DATA SUPPLIED —
** start **
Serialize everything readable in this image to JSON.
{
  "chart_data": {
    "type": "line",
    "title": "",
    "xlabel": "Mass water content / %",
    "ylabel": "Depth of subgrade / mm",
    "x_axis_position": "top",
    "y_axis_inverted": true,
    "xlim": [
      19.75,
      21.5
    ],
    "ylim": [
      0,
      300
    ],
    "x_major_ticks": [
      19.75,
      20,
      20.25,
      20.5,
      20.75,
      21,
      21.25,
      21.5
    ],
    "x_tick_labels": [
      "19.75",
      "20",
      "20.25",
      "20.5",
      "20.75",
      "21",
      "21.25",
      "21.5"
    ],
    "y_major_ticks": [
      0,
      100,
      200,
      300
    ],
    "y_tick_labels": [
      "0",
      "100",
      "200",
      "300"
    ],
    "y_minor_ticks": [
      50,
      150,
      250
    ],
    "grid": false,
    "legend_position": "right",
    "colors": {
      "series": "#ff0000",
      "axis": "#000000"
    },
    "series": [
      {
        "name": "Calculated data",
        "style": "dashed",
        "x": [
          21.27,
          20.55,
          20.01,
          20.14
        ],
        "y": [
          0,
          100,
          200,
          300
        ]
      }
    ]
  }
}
** end **
Print again each line of the listing above, exactly as it appears.

FINISHED EXERCISE —
Serialize everything readable in this image to JSON.
{
  "chart_data": {
    "type": "line",
    "title": "",
    "xlabel": "Mass water content / %",
    "ylabel": "Depth of subgrade / mm",
    "x_axis_position": "top",
    "y_axis_inverted": true,
    "xlim": [
      19.75,
      21.5
    ],
    "ylim": [
      0,
      300
    ],
    "x_major_ticks": [
      19.75,
      20,
      20.25,
      20.5,
      20.75,
      21,
      21.25,
      21.5
    ],
    "x_tick_labels": [
      "19.75",
      "20",
      "20.25",
      "20.5",
      "20.75",
      "21",
      "21.25",
      "21.5"
    ],
    "y_major_ticks": [
      0,
      100,
      200,
      300
    ],
    "y_tick_labels": [
      "0",
      "100",
      "200",
      "300"
    ],
    "y_minor_ticks": [
      50,
      150,
      250
    ],
    "grid": false,
    "legend_position": "right",
    "colors": {
      "series": "#ff0000",
      "axis": "#000000"
    },
    "series": [
      {
        "name": "Calculated data",
        "style": "dashed",
        "x": [
          21.27,
          20.55,
          20.01,
          20.14
        ],
        "y": [
          0,
          100,
          200,
          300
        ]
      }
    ]
  }
}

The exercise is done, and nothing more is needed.